(Collection entries)
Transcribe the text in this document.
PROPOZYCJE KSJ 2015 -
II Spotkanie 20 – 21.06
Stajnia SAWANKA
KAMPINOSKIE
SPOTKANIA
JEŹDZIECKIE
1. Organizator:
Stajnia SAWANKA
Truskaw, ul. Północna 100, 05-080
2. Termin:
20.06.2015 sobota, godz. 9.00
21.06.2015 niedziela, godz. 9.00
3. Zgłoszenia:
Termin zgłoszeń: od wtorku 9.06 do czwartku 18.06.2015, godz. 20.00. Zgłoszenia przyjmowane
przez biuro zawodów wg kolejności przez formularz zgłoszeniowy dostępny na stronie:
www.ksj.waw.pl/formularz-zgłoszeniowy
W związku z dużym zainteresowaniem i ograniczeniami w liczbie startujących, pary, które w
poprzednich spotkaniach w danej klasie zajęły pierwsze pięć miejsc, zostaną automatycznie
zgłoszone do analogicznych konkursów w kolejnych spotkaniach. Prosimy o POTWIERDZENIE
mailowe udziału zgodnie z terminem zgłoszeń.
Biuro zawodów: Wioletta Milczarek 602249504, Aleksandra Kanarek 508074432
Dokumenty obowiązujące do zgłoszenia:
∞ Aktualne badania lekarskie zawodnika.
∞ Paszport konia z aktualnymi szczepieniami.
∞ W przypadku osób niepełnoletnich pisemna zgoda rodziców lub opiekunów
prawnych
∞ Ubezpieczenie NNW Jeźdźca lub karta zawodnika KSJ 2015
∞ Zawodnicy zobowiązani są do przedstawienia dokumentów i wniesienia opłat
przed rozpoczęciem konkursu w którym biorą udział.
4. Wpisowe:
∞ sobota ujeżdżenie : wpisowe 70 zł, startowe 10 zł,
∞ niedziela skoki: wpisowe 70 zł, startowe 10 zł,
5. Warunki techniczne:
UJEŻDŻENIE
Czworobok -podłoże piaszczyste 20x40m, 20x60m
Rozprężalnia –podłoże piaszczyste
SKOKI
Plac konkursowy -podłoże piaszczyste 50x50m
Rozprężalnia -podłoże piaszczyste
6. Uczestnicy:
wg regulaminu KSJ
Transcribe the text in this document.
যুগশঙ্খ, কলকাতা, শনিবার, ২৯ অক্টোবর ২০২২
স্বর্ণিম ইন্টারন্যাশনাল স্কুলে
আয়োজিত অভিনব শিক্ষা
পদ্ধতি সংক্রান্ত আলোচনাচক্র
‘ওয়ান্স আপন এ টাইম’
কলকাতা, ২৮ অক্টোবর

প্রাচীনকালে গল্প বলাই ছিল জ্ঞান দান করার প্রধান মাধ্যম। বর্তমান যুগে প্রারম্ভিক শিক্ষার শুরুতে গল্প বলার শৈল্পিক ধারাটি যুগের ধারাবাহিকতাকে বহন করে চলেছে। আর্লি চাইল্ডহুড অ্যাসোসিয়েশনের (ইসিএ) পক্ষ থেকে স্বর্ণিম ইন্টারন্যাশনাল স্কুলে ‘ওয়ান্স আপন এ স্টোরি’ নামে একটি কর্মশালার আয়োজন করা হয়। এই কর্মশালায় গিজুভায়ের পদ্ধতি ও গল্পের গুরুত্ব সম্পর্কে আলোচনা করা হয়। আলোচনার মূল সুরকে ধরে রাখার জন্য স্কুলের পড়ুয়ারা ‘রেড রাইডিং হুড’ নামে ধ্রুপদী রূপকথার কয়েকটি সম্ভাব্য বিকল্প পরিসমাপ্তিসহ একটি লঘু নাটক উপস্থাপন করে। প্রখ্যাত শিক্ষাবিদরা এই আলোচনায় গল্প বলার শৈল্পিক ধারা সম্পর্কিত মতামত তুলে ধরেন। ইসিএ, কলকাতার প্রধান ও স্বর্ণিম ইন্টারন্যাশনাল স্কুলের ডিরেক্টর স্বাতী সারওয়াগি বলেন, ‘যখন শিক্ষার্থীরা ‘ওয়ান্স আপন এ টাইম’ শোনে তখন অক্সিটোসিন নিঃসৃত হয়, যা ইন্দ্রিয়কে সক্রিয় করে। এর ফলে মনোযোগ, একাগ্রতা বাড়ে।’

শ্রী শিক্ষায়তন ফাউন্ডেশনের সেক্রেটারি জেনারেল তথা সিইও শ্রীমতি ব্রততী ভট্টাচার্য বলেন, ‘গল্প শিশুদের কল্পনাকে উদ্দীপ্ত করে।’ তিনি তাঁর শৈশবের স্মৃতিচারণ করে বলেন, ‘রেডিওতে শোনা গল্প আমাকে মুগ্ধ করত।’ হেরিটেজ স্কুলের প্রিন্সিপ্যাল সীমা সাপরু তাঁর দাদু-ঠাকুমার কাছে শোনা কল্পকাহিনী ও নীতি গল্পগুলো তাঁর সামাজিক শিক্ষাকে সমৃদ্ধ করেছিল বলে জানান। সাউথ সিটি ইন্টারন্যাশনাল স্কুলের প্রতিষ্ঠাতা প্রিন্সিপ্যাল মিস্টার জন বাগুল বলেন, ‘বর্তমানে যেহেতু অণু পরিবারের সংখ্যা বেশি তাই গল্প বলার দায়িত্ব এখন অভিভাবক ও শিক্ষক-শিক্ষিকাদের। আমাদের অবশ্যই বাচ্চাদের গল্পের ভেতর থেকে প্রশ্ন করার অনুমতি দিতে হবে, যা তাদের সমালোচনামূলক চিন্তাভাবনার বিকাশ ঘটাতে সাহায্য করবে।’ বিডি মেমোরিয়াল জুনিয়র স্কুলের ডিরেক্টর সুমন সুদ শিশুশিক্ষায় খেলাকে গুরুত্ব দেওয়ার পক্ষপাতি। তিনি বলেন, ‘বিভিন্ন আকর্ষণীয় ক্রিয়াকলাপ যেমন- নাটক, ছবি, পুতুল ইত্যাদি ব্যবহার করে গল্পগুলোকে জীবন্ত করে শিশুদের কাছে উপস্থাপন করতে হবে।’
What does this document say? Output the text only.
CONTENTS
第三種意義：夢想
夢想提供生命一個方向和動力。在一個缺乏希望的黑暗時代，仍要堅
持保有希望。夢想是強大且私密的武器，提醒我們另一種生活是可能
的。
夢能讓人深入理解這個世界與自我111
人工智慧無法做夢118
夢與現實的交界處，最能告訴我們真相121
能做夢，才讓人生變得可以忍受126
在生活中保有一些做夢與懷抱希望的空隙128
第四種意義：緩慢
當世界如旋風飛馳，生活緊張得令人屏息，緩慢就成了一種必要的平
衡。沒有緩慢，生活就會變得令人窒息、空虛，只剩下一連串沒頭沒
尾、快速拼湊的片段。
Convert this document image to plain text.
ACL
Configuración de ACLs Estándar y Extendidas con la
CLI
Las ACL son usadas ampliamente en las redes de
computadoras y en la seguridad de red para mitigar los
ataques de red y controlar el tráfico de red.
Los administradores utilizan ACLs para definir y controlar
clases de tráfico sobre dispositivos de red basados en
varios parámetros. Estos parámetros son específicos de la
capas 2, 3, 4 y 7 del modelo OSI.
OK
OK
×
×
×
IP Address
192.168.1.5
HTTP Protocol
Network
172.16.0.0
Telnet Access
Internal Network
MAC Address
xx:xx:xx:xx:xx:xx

(JOB):
Restate each entry exactly, skipping none.

(ANSWER FOR THE TASK):
Transcribe the text in this document.
PROPOZYCJE KSJ 2015 -
II Spotkanie 20 – 21.06
Stajnia SAWANKA
KAMPINOSKIE
SPOTKANIA
JEŹDZIECKIE
1. Organizator:
Stajnia SAWANKA
Truskaw, ul. Północna 100, 05-080
2. Termin:
20.06.2015 sobota, godz. 9.00
21.06.2015 niedziela, godz. 9.00
3. Zgłoszenia:
Termin zgłoszeń: od wtorku 9.06 do czwartku 18.06.2015, godz. 20.00. Zgłoszenia przyjmowane
przez biuro zawodów wg kolejności przez formularz zgłoszeniowy dostępny na stronie:
www.ksj.waw.pl/formularz-zgłoszeniowy
W związku z dużym zainteresowaniem i ograniczeniami w liczbie startujących, pary, które w
poprzednich spotkaniach w danej klasie zajęły pierwsze pięć miejsc, zostaną automatycznie
zgłoszone do analogicznych konkursów w kolejnych spotkaniach. Prosimy o POTWIERDZENIE
mailowe udziału zgodnie z terminem zgłoszeń.
Biuro zawodów: Wioletta Milczarek 602249504, Aleksandra Kanarek 508074432
Dokumenty obowiązujące do zgłoszenia:
∞ Aktualne badania lekarskie zawodnika.
∞ Paszport konia z aktualnymi szczepieniami.
∞ W przypadku osób niepełnoletnich pisemna zgoda rodziców lub opiekunów
prawnych
∞ Ubezpieczenie NNW Jeźdźca lub karta zawodnika KSJ 2015
∞ Zawodnicy zobowiązani są do przedstawienia dokumentów i wniesienia opłat
przed rozpoczęciem konkursu w którym biorą udział.
4. Wpisowe:
∞ sobota ujeżdżenie : wpisowe 70 zł, startowe 10 zł,
∞ niedziela skoki: wpisowe 70 zł, startowe 10 zł,
5. Warunki techniczne:
UJEŻDŻENIE
Czworobok -podłoże piaszczyste 20x40m, 20x60m
Rozprężalnia –podłoże piaszczyste
SKOKI
Plac konkursowy -podłoże piaszczyste 50x50m
Rozprężalnia -podłoże piaszczyste
6. Uczestnicy:
wg regulaminu KSJ
Transcribe the text in this document.
যুগশঙ্খ, কলকাতা, শনিবার, ২৯ অক্টোবর ২০২২
স্বর্ণিম ইন্টারন্যাশনাল স্কুলে
আয়োজিত অভিনব শিক্ষা
পদ্ধতি সংক্রান্ত আলোচনাচক্র
‘ওয়ান্স আপন এ টাইম’
কলকাতা, ২৮ অক্টোবর

প্রাচীনকালে গল্প বলাই ছিল জ্ঞান দান করার প্রধান মাধ্যম। বর্তমান যুগে প্রারম্ভিক শিক্ষার শুরুতে গল্প বলার শৈল্পিক ধারাটি যুগের ধারাবাহিকতাকে বহন করে চলেছে। আর্লি চাইল্ডহুড অ্যাসোসিয়েশনের (ইসিএ) পক্ষ থেকে স্বর্ণিম ইন্টারন্যাশনাল স্কুলে ‘ওয়ান্স আপন এ স্টোরি’ নামে একটি কর্মশালার আয়োজন করা হয়। এই কর্মশালায় গিজুভায়ের পদ্ধতি ও গল্পের গুরুত্ব সম্পর্কে আলোচনা করা হয়। আলোচনার মূল সুরকে ধরে রাখার জন্য স্কুলের পড়ুয়ারা ‘রেড রাইডিং হুড’ নামে ধ্রুপদী রূপকথার কয়েকটি সম্ভাব্য বিকল্প পরিসমাপ্তিসহ একটি লঘু নাটক উপস্থাপন করে। প্রখ্যাত শিক্ষাবিদরা এই আলোচনায় গল্প বলার শৈল্পিক ধারা সম্পর্কিত মতামত তুলে ধরেন। ইসিএ, কলকাতার প্রধান ও স্বর্ণিম ইন্টারন্যাশনাল স্কুলের ডিরেক্টর স্বাতী সারওয়াগি বলেন, ‘যখন শিক্ষার্থীরা ‘ওয়ান্স আপন এ টাইম’ শোনে তখন অক্সিটোসিন নিঃসৃত হয়, যা ইন্দ্রিয়কে সক্রিয় করে। এর ফলে মনোযোগ, একাগ্রতা বাড়ে।’

শ্রী শিক্ষায়তন ফাউন্ডেশনের সেক্রেটারি জেনারেল তথা সিইও শ্রীমতি ব্রততী ভট্টাচার্য বলেন, ‘গল্প শিশুদের কল্পনাকে উদ্দীপ্ত করে।’ তিনি তাঁর শৈশবের স্মৃতিচারণ করে বলেন, ‘রেডিওতে শোনা গল্প আমাকে মুগ্ধ করত।’ হেরিটেজ স্কুলের প্রিন্সিপ্যাল সীমা সাপরু তাঁর দাদু-ঠাকুমার কাছে শোনা কল্পকাহিনী ও নীতি গল্পগুলো তাঁর সামাজিক শিক্ষাকে সমৃদ্ধ করেছিল বলে জানান। সাউথ সিটি ইন্টারন্যাশনাল স্কুলের প্রতিষ্ঠাতা প্রিন্সিপ্যাল মিস্টার জন বাগুল বলেন, ‘বর্তমানে যেহেতু অণু পরিবারের সংখ্যা বেশি তাই গল্প বলার দায়িত্ব এখন অভিভাবক ও শিক্ষক-শিক্ষিকাদের। আমাদের অবশ্যই বাচ্চাদের গল্পের ভেতর থেকে প্রশ্ন করার অনুমতি দিতে হবে, যা তাদের সমালোচনামূলক চিন্তাভাবনার বিকাশ ঘটাতে সাহায্য করবে।’ বিডি মেমোরিয়াল জুনিয়র স্কুলের ডিরেক্টর সুমন সুদ শিশুশিক্ষায় খেলাকে গুরুত্ব দেওয়ার পক্ষপাতি। তিনি বলেন, ‘বিভিন্ন আকর্ষণীয় ক্রিয়াকলাপ যেমন- নাটক, ছবি, পুতুল ইত্যাদি ব্যবহার করে গল্পগুলোকে জীবন্ত করে শিশুদের কাছে উপস্থাপন করতে হবে।’
What does this document say? Output the text only.
CONTENTS
第三種意義：夢想
夢想提供生命一個方向和動力。在一個缺乏希望的黑暗時代，仍要堅
持保有希望。夢想是強大且私密的武器，提醒我們另一種生活是可能
的。
夢能讓人深入理解這個世界與自我111
人工智慧無法做夢118
夢與現實的交界處，最能告訴我們真相121
能做夢，才讓人生變得可以忍受126
在生活中保有一些做夢與懷抱希望的空隙128
第四種意義：緩慢
當世界如旋風飛馳，生活緊張得令人屏息，緩慢就成了一種必要的平
衡。沒有緩慢，生活就會變得令人窒息、空虛，只剩下一連串沒頭沒
尾、快速拼湊的片段。
Convert this document image to plain text.
ACL
Configuración de ACLs Estándar y Extendidas con la
CLI
Las ACL son usadas ampliamente en las redes de
computadoras y en la seguridad de red para mitigar los
ataques de red y controlar el tráfico de red.
Los administradores utilizan ACLs para definir y controlar
clases de tráfico sobre dispositivos de red basados en
varios parámetros. Estos parámetros son específicos de la
capas 2, 3, 4 y 7 del modelo OSI.
OK
OK
×
×
×
IP Address
192.168.1.5
HTTP Protocol
Network
172.16.0.0
Telnet Access
Internal Network
MAC Address
xx:xx:xx:xx:xx:xx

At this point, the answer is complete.